### Recorded data
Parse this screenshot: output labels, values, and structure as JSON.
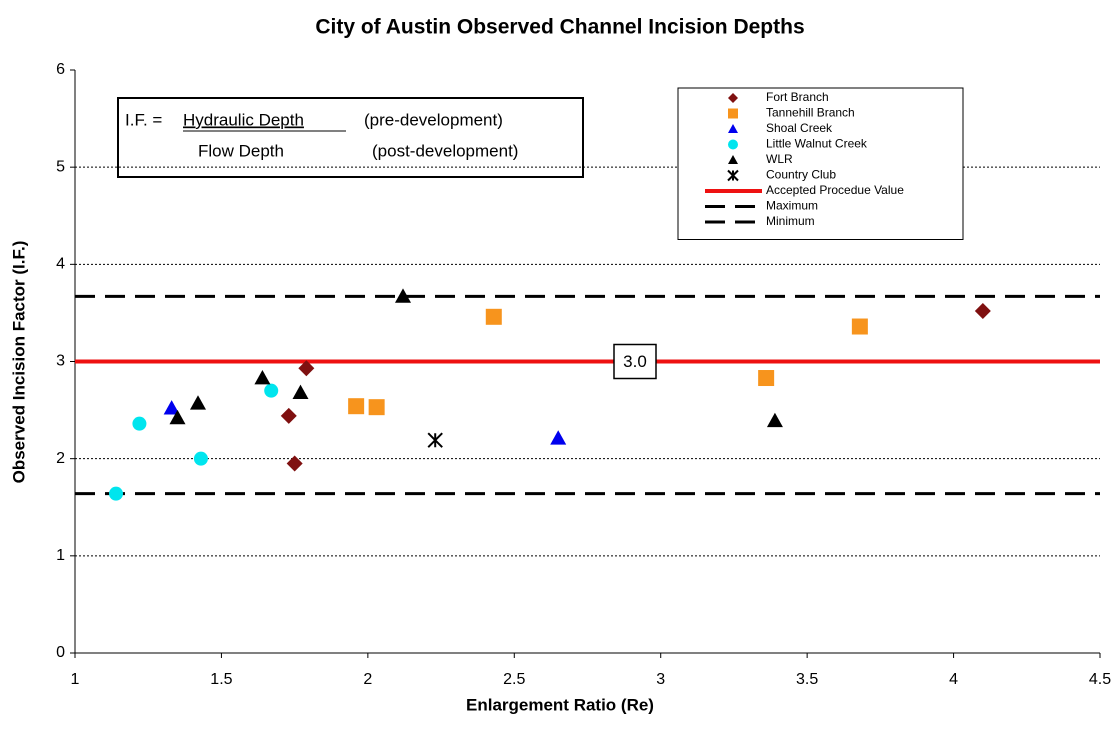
{
  "chart_data": {
    "type": "scatter",
    "title": "City of Austin Observed Channel Incision Depths",
    "x_label": "Enlargement Ratio (Re)",
    "y_label": "Observed Incision Factor (I.F.)",
    "xlim": [
      1,
      4.5
    ],
    "xticks": [
      1,
      1.5,
      2,
      2.5,
      3,
      3.5,
      4,
      4.5
    ],
    "ylim": [
      0,
      6
    ],
    "yticks": [
      0,
      1,
      2,
      3,
      4,
      5,
      6
    ],
    "grid": true,
    "legend": "top-right",
    "series": [
      {
        "name": "Fort Branch",
        "color": "#7f1010",
        "marker": "diamond",
        "x": [
          1.73,
          1.75,
          1.79,
          4.1
        ],
        "values": [
          2.44,
          1.95,
          2.93,
          3.52
        ]
      },
      {
        "name": "Tannehill Branch",
        "color": "#f7941d",
        "marker": "square",
        "x": [
          1.96,
          2.03,
          2.43,
          3.36,
          3.68
        ],
        "values": [
          2.54,
          2.53,
          3.46,
          2.83,
          3.36
        ]
      },
      {
        "name": "Shoal Creek",
        "color": "#0000ee",
        "marker": "triangle",
        "x": [
          1.33,
          2.65
        ],
        "values": [
          2.52,
          2.21
        ]
      },
      {
        "name": "Little Walnut Creek",
        "color": "#00e5ee",
        "marker": "circle",
        "x": [
          1.14,
          1.22,
          1.43,
          1.67
        ],
        "values": [
          1.64,
          2.36,
          2.0,
          2.7
        ]
      },
      {
        "name": "WLR",
        "color": "#000000",
        "marker": "triangle",
        "x": [
          1.35,
          1.42,
          1.64,
          1.77,
          2.12,
          3.39
        ],
        "values": [
          2.42,
          2.57,
          2.83,
          2.68,
          3.67,
          2.39
        ]
      },
      {
        "name": "Country Club",
        "color": "#000000",
        "marker": "star",
        "x": [
          2.23
        ],
        "values": [
          2.19
        ]
      }
    ],
    "reference_lines": [
      {
        "name": "Accepted Procedue Value",
        "color": "#ee1111",
        "value": 3,
        "value_label": "3.0",
        "dashed": false
      },
      {
        "name": "Maximum",
        "color": "#000000",
        "value": 3.67,
        "dashed": true
      },
      {
        "name": "Minimum",
        "color": "#000000",
        "value": 1.64,
        "dashed": true
      }
    ],
    "formula": {
      "lhs": "I.F. =",
      "numerator": "Hydraulic Depth",
      "numerator_note": "(pre-development)",
      "denominator": "Flow Depth",
      "denominator_note": "(post-development)"
    }
  }
}
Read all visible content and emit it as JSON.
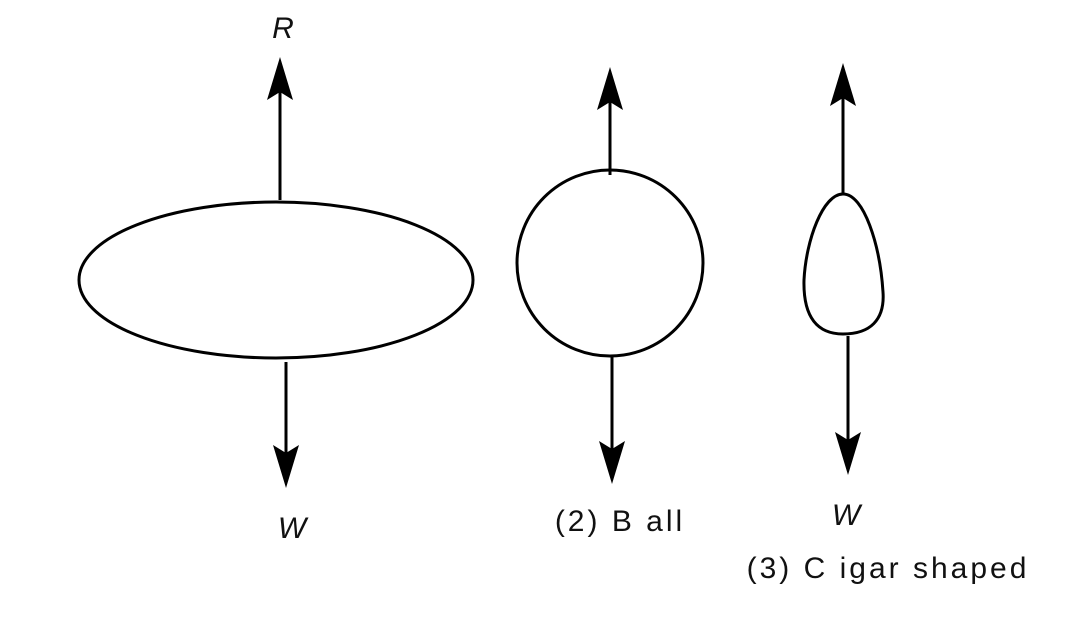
{
  "diagram": {
    "bodies": [
      {
        "id": "ellipse",
        "top_label": "R",
        "bottom_label": "W"
      },
      {
        "id": "ball",
        "caption": "(2) B all"
      },
      {
        "id": "cigar",
        "weight_label": "W",
        "caption": "(3) C igar shaped"
      }
    ],
    "colors": {
      "ink": "#000000",
      "background": "#ffffff"
    },
    "icons": [
      "upward-force-arrow",
      "downward-force-arrow"
    ]
  }
}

### Given task
Copy every record above exactly, leaving out the pictures.

### Solution
Parse this screenshot: output labels, values, and structure as JSON.
{
  "chart_data": {
    "type": "scatter",
    "title": "City of Austin Observed Channel Incision Depths",
    "x_label": "Enlargement Ratio (Re)",
    "y_label": "Observed Incision Factor (I.F.)",
    "xlim": [
      1,
      4.5
    ],
    "xticks": [
      1,
      1.5,
      2,
      2.5,
      3,
      3.5,
      4,
      4.5
    ],
    "ylim": [
      0,
      6
    ],
    "yticks": [
      0,
      1,
      2,
      3,
      4,
      5,
      6
    ],
    "grid": true,
    "legend": "top-right",
    "series": [
      {
        "name": "Fort Branch",
        "color": "#7f1010",
        "marker": "diamond",
        "x": [
          1.73,
          1.75,
          1.79,
          4.1
        ],
        "values": [
          2.44,
          1.95,
          2.93,
          3.52
        ]
      },
      {
        "name": "Tannehill Branch",
        "color": "#f7941d",
        "marker": "square",
        "x": [
          1.96,
          2.03,
          2.43,
          3.36,
          3.68
        ],
        "values": [
          2.54,
          2.53,
          3.46,
          2.83,
          3.36
        ]
      },
      {
        "name": "Shoal Creek",
        "color": "#0000ee",
        "marker": "triangle",
        "x": [
          1.33,
          2.65
        ],
        "values": [
          2.52,
          2.21
        ]
      },
      {
        "name": "Little Walnut Creek",
        "color": "#00e5ee",
        "marker": "circle",
        "x": [
          1.14,
          1.22,
          1.43,
          1.67
        ],
        "values": [
          1.64,
          2.36,
          2.0,
          2.7
        ]
      },
      {
        "name": "WLR",
        "color": "#000000",
        "marker": "triangle",
        "x": [
          1.35,
          1.42,
          1.64,
          1.77,
          2.12,
          3.39
        ],
        "values": [
          2.42,
          2.57,
          2.83,
          2.68,
          3.67,
          2.39
        ]
      },
      {
        "name": "Country Club",
        "color": "#000000",
        "marker": "star",
        "x": [
          2.23
        ],
        "values": [
          2.19
        ]
      }
    ],
    "reference_lines": [
      {
        "name": "Accepted Procedue Value",
        "color": "#ee1111",
        "value": 3,
        "value_label": "3.0",
        "dashed": false
      },
      {
        "name": "Maximum",
        "color": "#000000",
        "value": 3.67,
        "dashed": true
      },
      {
        "name": "Minimum",
        "color": "#000000",
        "value": 1.64,
        "dashed": true
      }
    ],
    "formula": {
      "lhs": "I.F. =",
      "numerator": "Hydraulic Depth",
      "numerator_note": "(pre-development)",
      "denominator": "Flow Depth",
      "denominator_note": "(post-development)"
    }
  }
}
Read all visible content and emit it as JSON.
{
  "diagram": {
    "bodies": [
      {
        "id": "ellipse",
        "top_label": "R",
        "bottom_label": "W"
      },
      {
        "id": "ball",
        "caption": "(2) B all"
      },
      {
        "id": "cigar",
        "weight_label": "W",
        "caption": "(3) C igar shaped"
      }
    ],
    "colors": {
      "ink": "#000000",
      "background": "#ffffff"
    },
    "icons": [
      "upward-force-arrow",
      "downward-force-arrow"
    ]
  }
}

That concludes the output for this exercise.